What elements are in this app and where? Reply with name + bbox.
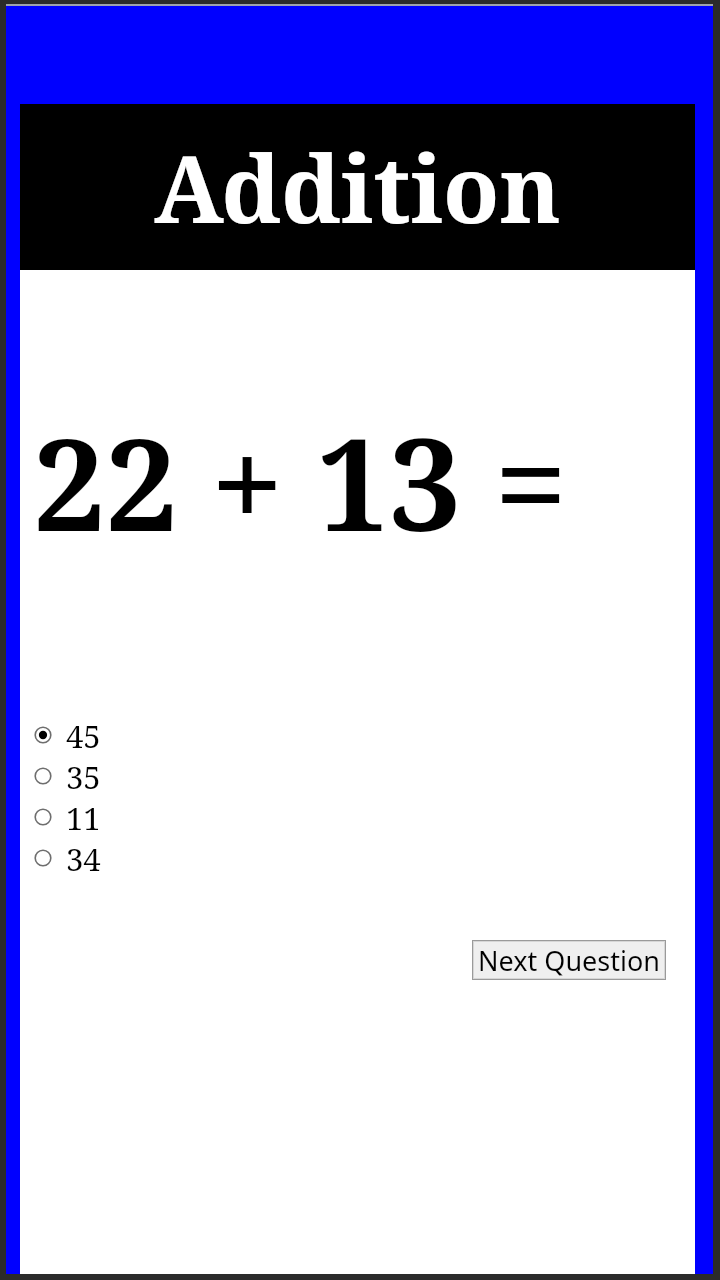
button[interactable]: 35 — [28, 757, 148, 795]
staticText: Next Question — [478, 942, 660, 978]
button[interactable]: Next Question — [474, 942, 664, 978]
staticText: 35 — [66, 756, 101, 794]
staticText: 34 — [66, 838, 101, 876]
button[interactable]: 11 — [28, 798, 148, 836]
button[interactable]: 34 — [28, 839, 148, 877]
staticText: 22 + 13 = — [33, 394, 567, 568]
staticText: 11 — [66, 797, 101, 835]
staticText: Addition — [154, 125, 561, 250]
button[interactable]: 45 — [28, 716, 148, 754]
staticText: 45 — [66, 715, 101, 753]
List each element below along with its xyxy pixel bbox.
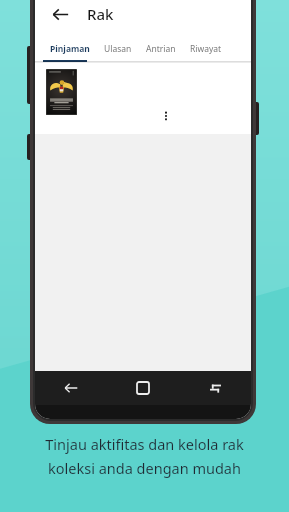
staticText: Antrian <box>146 43 176 55</box>
button[interactable]: Ulasan <box>97 36 139 62</box>
button[interactable]: More options <box>87 69 245 127</box>
button[interactable]: Pancasila dalam Sudut Pandang Hukum <box>35 62 251 134</box>
button[interactable]: Recent apps <box>179 371 251 405</box>
staticText: Tinjau aktifitas dan kelola rak <box>45 434 244 454</box>
staticText: Rak <box>87 4 114 24</box>
staticText: Ulasan <box>104 43 132 55</box>
button[interactable]: Back <box>43 0 77 31</box>
button[interactable]: Back <box>35 371 107 405</box>
staticText: koleksi anda dengan mudah <box>48 458 241 478</box>
button[interactable]: Antrian <box>139 36 183 62</box>
button[interactable]: Riwayat <box>183 36 229 62</box>
staticText: Pinjaman <box>50 43 90 55</box>
staticText: Riwayat <box>190 43 222 55</box>
button[interactable]: Pinjaman <box>43 36 97 62</box>
button[interactable]: Home <box>107 371 179 405</box>
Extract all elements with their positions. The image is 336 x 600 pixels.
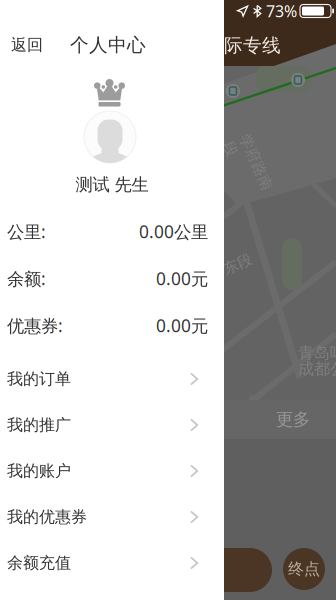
staticText: 优惠券: [7, 314, 63, 337]
staticText: 我的订单 [7, 369, 71, 389]
staticText: 余额充值 [7, 553, 71, 573]
button[interactable]: 返回 [7, 27, 47, 63]
staticText: 更多 [276, 409, 310, 430]
button[interactable]: 我的推广 [0, 402, 224, 448]
staticText: 东段 [223, 255, 253, 273]
staticText: 73% [266, 0, 297, 22]
staticText: 青岛啤 [298, 343, 336, 363]
staticText: 学府路南段 [218, 148, 278, 184]
staticText: 测试 先生 [76, 174, 148, 195]
staticText: 我的优惠券 [7, 507, 87, 527]
staticText: 公里: [7, 220, 46, 243]
staticText: 我的推广 [7, 415, 71, 435]
button[interactable]: 我的优惠券 [0, 494, 224, 540]
staticText: 国际专线 [205, 34, 281, 57]
staticText: 余额: [7, 267, 46, 290]
button[interactable]: 余额充值 [0, 540, 224, 586]
button[interactable]: 更多 [263, 400, 323, 439]
staticText: 我的账户 [7, 461, 71, 481]
staticText: 返回 [11, 35, 43, 55]
staticText: 0.00元 [156, 267, 208, 290]
staticText: 0.00公里 [139, 220, 208, 243]
button[interactable]: 我的订单 [0, 356, 224, 402]
staticText: 终点 [288, 559, 320, 579]
button[interactable]: 终点 [283, 548, 325, 590]
staticText: 0.00元 [156, 314, 208, 337]
staticText: 个人中心 [70, 34, 146, 56]
button[interactable]: 我的账户 [0, 448, 224, 494]
staticText: 成都公 [298, 359, 336, 379]
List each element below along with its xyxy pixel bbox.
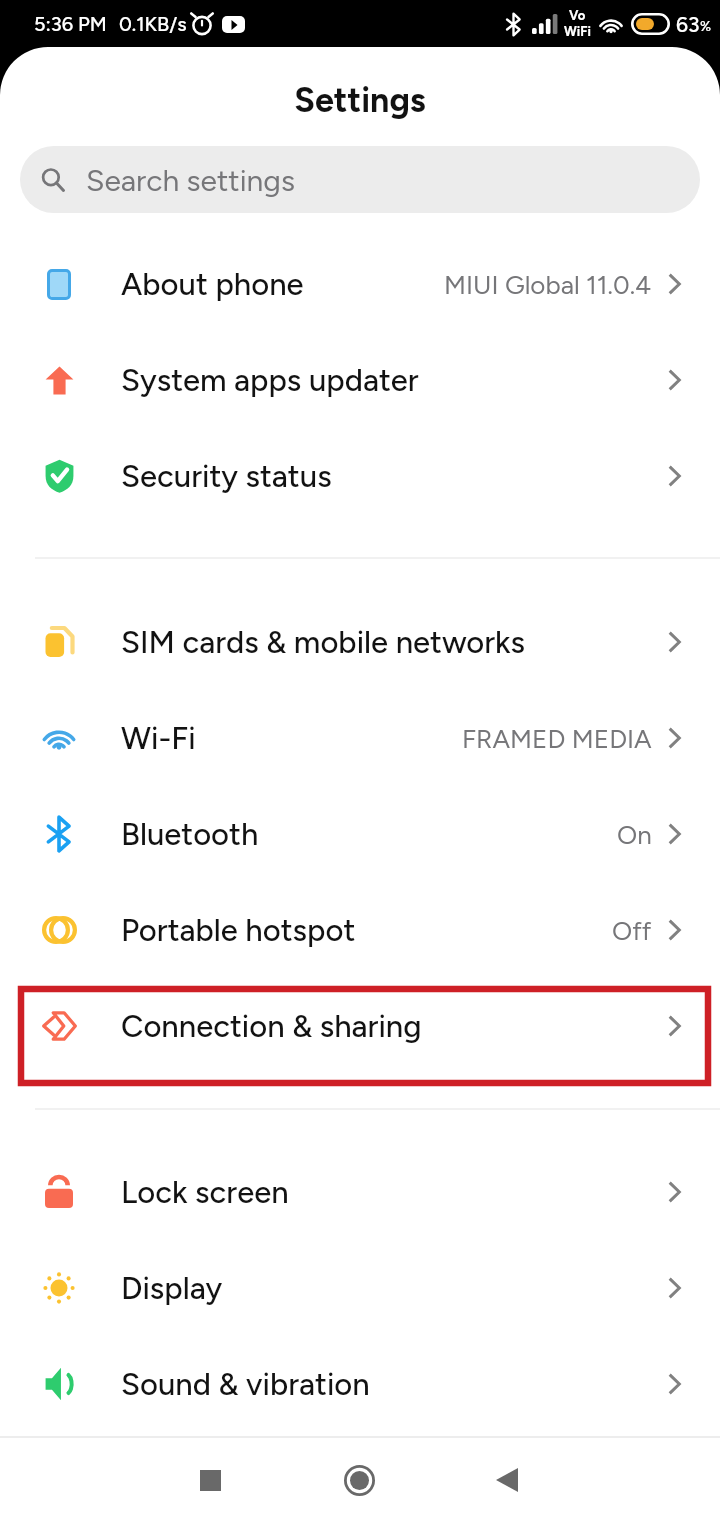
staticText: 63 xyxy=(676,12,700,37)
button[interactable]: Wi-Fi xyxy=(0,690,720,786)
button[interactable]: Back xyxy=(462,1436,552,1520)
staticText: Settings xyxy=(0,80,720,121)
button[interactable]: System apps updater xyxy=(0,332,720,428)
button[interactable]: Sound & vibration xyxy=(0,1336,720,1432)
staticText: Connection & sharing xyxy=(121,1008,422,1045)
button[interactable]: Recents xyxy=(165,1436,255,1520)
staticText: Lock screen xyxy=(121,1174,289,1211)
button[interactable]: Connection & sharing xyxy=(0,978,720,1074)
staticText: FRAMED MEDIA xyxy=(462,723,652,754)
staticText: Vo xyxy=(569,8,586,24)
staticText: Search settings xyxy=(86,162,295,198)
button[interactable]: Security status xyxy=(0,428,720,524)
staticText: SIM cards & mobile networks xyxy=(121,624,526,661)
staticText: % xyxy=(700,18,712,35)
staticText: Portable hotspot xyxy=(121,912,356,949)
staticText: Off xyxy=(612,915,652,946)
staticText: System apps updater xyxy=(121,362,419,399)
staticText: Security status xyxy=(121,458,332,495)
staticText: 0.1KB/s xyxy=(119,12,187,36)
staticText: About phone xyxy=(121,266,304,303)
button[interactable]: Lock screen xyxy=(0,1144,720,1240)
staticText: WiFi xyxy=(564,24,591,40)
staticText: Display xyxy=(121,1270,223,1307)
button[interactable]: About phone xyxy=(0,236,720,332)
button[interactable]: Home xyxy=(314,1436,404,1520)
button[interactable]: Bluetooth xyxy=(0,786,720,882)
button[interactable]: Portable hotspot xyxy=(0,882,720,978)
staticText: On xyxy=(617,819,652,850)
staticText: MIUI Global 11.0.4 xyxy=(444,269,652,300)
button[interactable]: Display xyxy=(0,1240,720,1336)
staticText: 5:36 PM xyxy=(34,12,107,36)
button[interactable]: SIM cards & mobile networks xyxy=(0,594,720,690)
button[interactable]: Search settings xyxy=(20,146,700,213)
staticText: Sound & vibration xyxy=(121,1366,370,1403)
staticText: Bluetooth xyxy=(121,816,259,853)
staticText: Wi-Fi xyxy=(121,720,196,757)
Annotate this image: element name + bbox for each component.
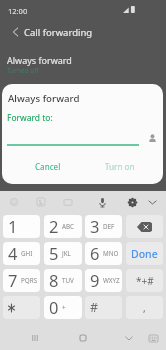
- button[interactable]: Change keyboard: [142, 327, 164, 349]
- button[interactable]: 2: [44, 215, 82, 238]
- button[interactable]: Backspace: [126, 215, 163, 238]
- staticText: 12:00: [8, 6, 28, 16]
- staticText: 0: [49, 296, 59, 318]
- button[interactable]: Emoji: [5, 193, 23, 211]
- staticText: TUV: [62, 276, 74, 285]
- staticText: 9: [90, 269, 100, 291]
- staticText: 6: [90, 242, 100, 264]
- staticText: 8: [49, 269, 59, 291]
- button[interactable]: Recent apps: [24, 327, 46, 349]
- staticText: Call forwarding: [24, 26, 93, 39]
- staticText: Turn on: [105, 161, 135, 172]
- staticText: Turned off: [7, 66, 39, 75]
- staticText: Cancel: [35, 161, 61, 172]
- button[interactable]: Turn on: [100, 159, 140, 174]
- staticText: Done: [131, 247, 158, 261]
- staticText: ,: [143, 301, 146, 315]
- staticText: DEF: [103, 222, 115, 231]
- button[interactable]: Stickers: [32, 193, 50, 211]
- staticText: PQRS: [21, 276, 38, 285]
- staticText: *+#: [136, 274, 154, 288]
- button[interactable]: Pick contact: [144, 130, 160, 146]
- staticText: Always forward: [7, 54, 72, 66]
- staticText: Forward to:: [7, 112, 53, 124]
- staticText: MNO: [103, 249, 119, 258]
- button[interactable]: Pound: [85, 296, 122, 319]
- button[interactable]: Home: [72, 327, 94, 349]
- button[interactable]: 4: [3, 242, 40, 265]
- button[interactable]: Voice input: [93, 193, 111, 211]
- staticText: GHI: [21, 249, 33, 258]
- button[interactable]: 0: [44, 296, 82, 319]
- button[interactable]: Symbols: [126, 269, 163, 292]
- button[interactable]: 1: [3, 215, 40, 238]
- staticText: 7: [8, 269, 18, 291]
- button[interactable]: Hide keyboard: [118, 327, 140, 349]
- button[interactable]: Done: [126, 242, 163, 265]
- staticText: 2: [49, 215, 59, 237]
- button[interactable]: 6: [85, 242, 122, 265]
- button[interactable]: Comma: [126, 296, 163, 319]
- button[interactable]: Keyboard settings: [123, 193, 141, 211]
- button[interactable]: Always forward: [0, 50, 166, 80]
- staticText: +: [62, 303, 66, 312]
- staticText: JKL: [62, 249, 71, 258]
- button[interactable]: 8: [44, 269, 82, 292]
- staticText: 5: [49, 242, 59, 264]
- button[interactable]: 9: [85, 269, 122, 292]
- staticText: WXYZ: [103, 276, 120, 285]
- staticText: 3: [90, 215, 100, 237]
- button[interactable]: 7: [3, 269, 40, 292]
- staticText: 1: [8, 215, 18, 237]
- staticText: #: [90, 299, 99, 316]
- staticText: ABC: [62, 222, 75, 231]
- button[interactable]: Clipboard: [59, 193, 77, 211]
- staticText: 4: [8, 242, 18, 264]
- button[interactable]: 3: [85, 215, 122, 238]
- button[interactable]: Star: [3, 296, 40, 319]
- button[interactable]: Cancel: [30, 159, 66, 174]
- button[interactable]: More options: [143, 193, 161, 211]
- button[interactable]: 5: [44, 242, 82, 265]
- staticText: Always forward: [8, 92, 80, 105]
- button[interactable]: Navigate up: [5, 20, 25, 44]
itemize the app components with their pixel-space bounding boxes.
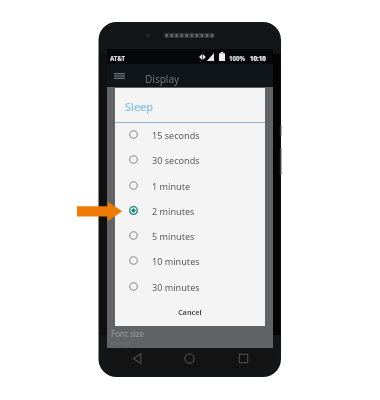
staticText: 1 minute <box>152 180 191 192</box>
button[interactable]: Recent apps <box>232 348 254 369</box>
staticText: Cancel <box>178 307 202 317</box>
staticText: 30 seconds <box>152 154 200 166</box>
button[interactable]: 10 minutes <box>115 248 265 273</box>
staticText: AT&T <box>110 54 126 62</box>
staticText: 2 minutes <box>152 205 195 217</box>
staticText: Font size <box>111 328 145 339</box>
button[interactable]: 30 seconds <box>115 147 265 172</box>
button[interactable]: Back <box>126 348 148 369</box>
staticText: 30 minutes <box>152 281 200 293</box>
button[interactable]: 15 seconds <box>115 122 265 147</box>
staticText: Normal <box>111 339 131 346</box>
staticText: 100% <box>229 54 246 62</box>
button[interactable]: 5 minutes <box>115 223 265 248</box>
staticText: 15 seconds <box>152 129 200 141</box>
button[interactable]: Cancel <box>115 302 265 322</box>
staticText: Display <box>145 72 180 86</box>
button[interactable]: Open navigation menu <box>111 67 128 84</box>
button[interactable]: 2 minutes <box>115 198 265 223</box>
staticText: 10 minutes <box>152 255 200 267</box>
staticText: Sleep <box>125 99 154 114</box>
button[interactable]: Home <box>178 348 200 369</box>
button[interactable]: 30 minutes <box>115 274 265 299</box>
staticText: 5 minutes <box>152 230 195 242</box>
button[interactable]: 1 minute <box>115 173 265 198</box>
staticText: 10:10 <box>250 54 266 62</box>
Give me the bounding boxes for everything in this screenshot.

Given exercise - Format the records from the line containing "staticText: 63 xyxy=(676,12,700,37)" through the line containing "button[interactable]: Sound &", both included, as a JSON list of strings, one string per line, leaving out any blank lines.

Complete answer -
[
  "staticText: 63 xyxy=(676,12,700,37)",
  "button[interactable]: Wi-Fi xyxy=(0,690,720,786)",
  "button[interactable]: Back xyxy=(462,1436,552,1520)",
  "staticText: Settings xyxy=(0,80,720,121)",
  "button[interactable]: System apps updater xyxy=(0,332,720,428)",
  "button[interactable]: Sound & vibration xyxy=(0,1336,720,1432)"
]